**WHAT TO WORK ON**
The entries below are to be transcribed in full, without their images.

**RECORDS SUPPLIED**

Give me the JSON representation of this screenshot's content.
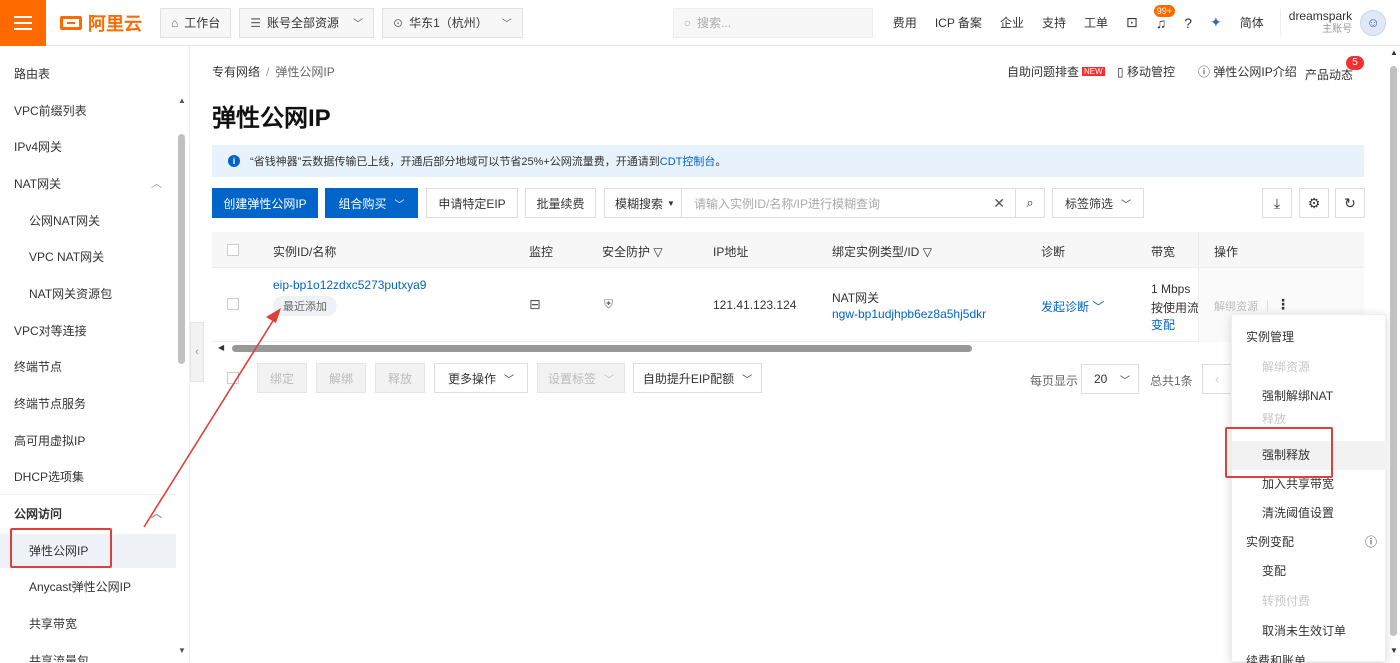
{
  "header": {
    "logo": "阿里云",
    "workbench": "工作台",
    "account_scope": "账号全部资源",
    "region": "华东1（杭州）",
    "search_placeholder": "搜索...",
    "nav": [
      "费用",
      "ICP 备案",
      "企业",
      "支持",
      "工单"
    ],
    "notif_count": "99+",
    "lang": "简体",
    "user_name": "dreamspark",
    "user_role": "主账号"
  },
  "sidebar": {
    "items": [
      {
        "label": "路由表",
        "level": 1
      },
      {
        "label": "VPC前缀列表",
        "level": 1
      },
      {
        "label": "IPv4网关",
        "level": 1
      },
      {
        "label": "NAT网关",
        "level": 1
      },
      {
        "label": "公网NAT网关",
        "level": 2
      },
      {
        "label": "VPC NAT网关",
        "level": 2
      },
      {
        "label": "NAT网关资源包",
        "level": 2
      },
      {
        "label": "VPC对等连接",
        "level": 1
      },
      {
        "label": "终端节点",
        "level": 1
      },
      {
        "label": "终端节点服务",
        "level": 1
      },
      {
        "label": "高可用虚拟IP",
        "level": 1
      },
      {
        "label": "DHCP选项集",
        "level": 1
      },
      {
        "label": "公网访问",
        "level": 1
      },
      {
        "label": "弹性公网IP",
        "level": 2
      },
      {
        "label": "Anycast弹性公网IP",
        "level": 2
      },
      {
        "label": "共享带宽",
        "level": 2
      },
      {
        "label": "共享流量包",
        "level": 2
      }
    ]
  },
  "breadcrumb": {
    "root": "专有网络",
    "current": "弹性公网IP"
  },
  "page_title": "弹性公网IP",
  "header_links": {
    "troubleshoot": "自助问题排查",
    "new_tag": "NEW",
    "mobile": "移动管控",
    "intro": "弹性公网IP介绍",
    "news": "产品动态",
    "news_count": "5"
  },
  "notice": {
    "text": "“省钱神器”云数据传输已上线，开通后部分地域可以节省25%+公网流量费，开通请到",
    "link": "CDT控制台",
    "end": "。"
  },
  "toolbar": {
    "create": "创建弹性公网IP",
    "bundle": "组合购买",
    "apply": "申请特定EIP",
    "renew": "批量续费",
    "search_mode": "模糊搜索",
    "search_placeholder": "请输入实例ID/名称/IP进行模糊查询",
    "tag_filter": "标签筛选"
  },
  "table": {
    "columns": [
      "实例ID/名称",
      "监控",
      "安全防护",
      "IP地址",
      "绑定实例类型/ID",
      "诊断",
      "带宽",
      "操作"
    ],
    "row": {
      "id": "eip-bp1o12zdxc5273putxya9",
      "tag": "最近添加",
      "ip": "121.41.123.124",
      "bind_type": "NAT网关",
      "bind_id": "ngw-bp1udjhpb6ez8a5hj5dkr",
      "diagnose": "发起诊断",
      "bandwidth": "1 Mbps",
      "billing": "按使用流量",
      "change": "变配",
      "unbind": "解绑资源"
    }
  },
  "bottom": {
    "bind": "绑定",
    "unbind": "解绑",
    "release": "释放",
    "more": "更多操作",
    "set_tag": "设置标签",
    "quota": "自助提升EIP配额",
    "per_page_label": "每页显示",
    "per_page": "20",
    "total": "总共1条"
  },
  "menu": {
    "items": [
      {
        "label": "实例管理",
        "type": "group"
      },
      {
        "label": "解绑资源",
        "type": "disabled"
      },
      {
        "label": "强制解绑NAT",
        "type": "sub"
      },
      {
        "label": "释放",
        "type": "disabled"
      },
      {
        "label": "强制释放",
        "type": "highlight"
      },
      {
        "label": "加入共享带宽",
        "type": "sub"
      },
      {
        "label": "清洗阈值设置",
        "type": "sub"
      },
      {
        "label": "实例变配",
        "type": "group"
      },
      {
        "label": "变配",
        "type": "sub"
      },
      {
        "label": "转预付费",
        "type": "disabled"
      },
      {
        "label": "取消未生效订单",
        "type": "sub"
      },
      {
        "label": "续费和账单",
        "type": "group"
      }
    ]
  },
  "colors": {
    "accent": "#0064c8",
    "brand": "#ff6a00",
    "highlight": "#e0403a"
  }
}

**REPLY TO THE EXERCISE**
Give me the JSON representation of this screenshot's content.
{
  "header": {
    "logo": "阿里云",
    "workbench": "工作台",
    "account_scope": "账号全部资源",
    "region": "华东1（杭州）",
    "search_placeholder": "搜索...",
    "nav": [
      "费用",
      "ICP 备案",
      "企业",
      "支持",
      "工单"
    ],
    "notif_count": "99+",
    "lang": "简体",
    "user_name": "dreamspark",
    "user_role": "主账号"
  },
  "sidebar": {
    "items": [
      {
        "label": "路由表",
        "level": 1
      },
      {
        "label": "VPC前缀列表",
        "level": 1
      },
      {
        "label": "IPv4网关",
        "level": 1
      },
      {
        "label": "NAT网关",
        "level": 1
      },
      {
        "label": "公网NAT网关",
        "level": 2
      },
      {
        "label": "VPC NAT网关",
        "level": 2
      },
      {
        "label": "NAT网关资源包",
        "level": 2
      },
      {
        "label": "VPC对等连接",
        "level": 1
      },
      {
        "label": "终端节点",
        "level": 1
      },
      {
        "label": "终端节点服务",
        "level": 1
      },
      {
        "label": "高可用虚拟IP",
        "level": 1
      },
      {
        "label": "DHCP选项集",
        "level": 1
      },
      {
        "label": "公网访问",
        "level": 1
      },
      {
        "label": "弹性公网IP",
        "level": 2
      },
      {
        "label": "Anycast弹性公网IP",
        "level": 2
      },
      {
        "label": "共享带宽",
        "level": 2
      },
      {
        "label": "共享流量包",
        "level": 2
      }
    ]
  },
  "breadcrumb": {
    "root": "专有网络",
    "current": "弹性公网IP"
  },
  "page_title": "弹性公网IP",
  "header_links": {
    "troubleshoot": "自助问题排查",
    "new_tag": "NEW",
    "mobile": "移动管控",
    "intro": "弹性公网IP介绍",
    "news": "产品动态",
    "news_count": "5"
  },
  "notice": {
    "text": "“省钱神器”云数据传输已上线，开通后部分地域可以节省25%+公网流量费，开通请到",
    "link": "CDT控制台",
    "end": "。"
  },
  "toolbar": {
    "create": "创建弹性公网IP",
    "bundle": "组合购买",
    "apply": "申请特定EIP",
    "renew": "批量续费",
    "search_mode": "模糊搜索",
    "search_placeholder": "请输入实例ID/名称/IP进行模糊查询",
    "tag_filter": "标签筛选"
  },
  "table": {
    "columns": [
      "实例ID/名称",
      "监控",
      "安全防护",
      "IP地址",
      "绑定实例类型/ID",
      "诊断",
      "带宽",
      "操作"
    ],
    "row": {
      "id": "eip-bp1o12zdxc5273putxya9",
      "tag": "最近添加",
      "ip": "121.41.123.124",
      "bind_type": "NAT网关",
      "bind_id": "ngw-bp1udjhpb6ez8a5hj5dkr",
      "diagnose": "发起诊断",
      "bandwidth": "1 Mbps",
      "billing": "按使用流量",
      "change": "变配",
      "unbind": "解绑资源"
    }
  },
  "bottom": {
    "bind": "绑定",
    "unbind": "解绑",
    "release": "释放",
    "more": "更多操作",
    "set_tag": "设置标签",
    "quota": "自助提升EIP配额",
    "per_page_label": "每页显示",
    "per_page": "20",
    "total": "总共1条"
  },
  "menu": {
    "items": [
      {
        "label": "实例管理",
        "type": "group"
      },
      {
        "label": "解绑资源",
        "type": "disabled"
      },
      {
        "label": "强制解绑NAT",
        "type": "sub"
      },
      {
        "label": "释放",
        "type": "disabled"
      },
      {
        "label": "强制释放",
        "type": "highlight"
      },
      {
        "label": "加入共享带宽",
        "type": "sub"
      },
      {
        "label": "清洗阈值设置",
        "type": "sub"
      },
      {
        "label": "实例变配",
        "type": "group"
      },
      {
        "label": "变配",
        "type": "sub"
      },
      {
        "label": "转预付费",
        "type": "disabled"
      },
      {
        "label": "取消未生效订单",
        "type": "sub"
      },
      {
        "label": "续费和账单",
        "type": "group"
      }
    ]
  },
  "colors": {
    "accent": "#0064c8",
    "brand": "#ff6a00",
    "highlight": "#e0403a"
  }
}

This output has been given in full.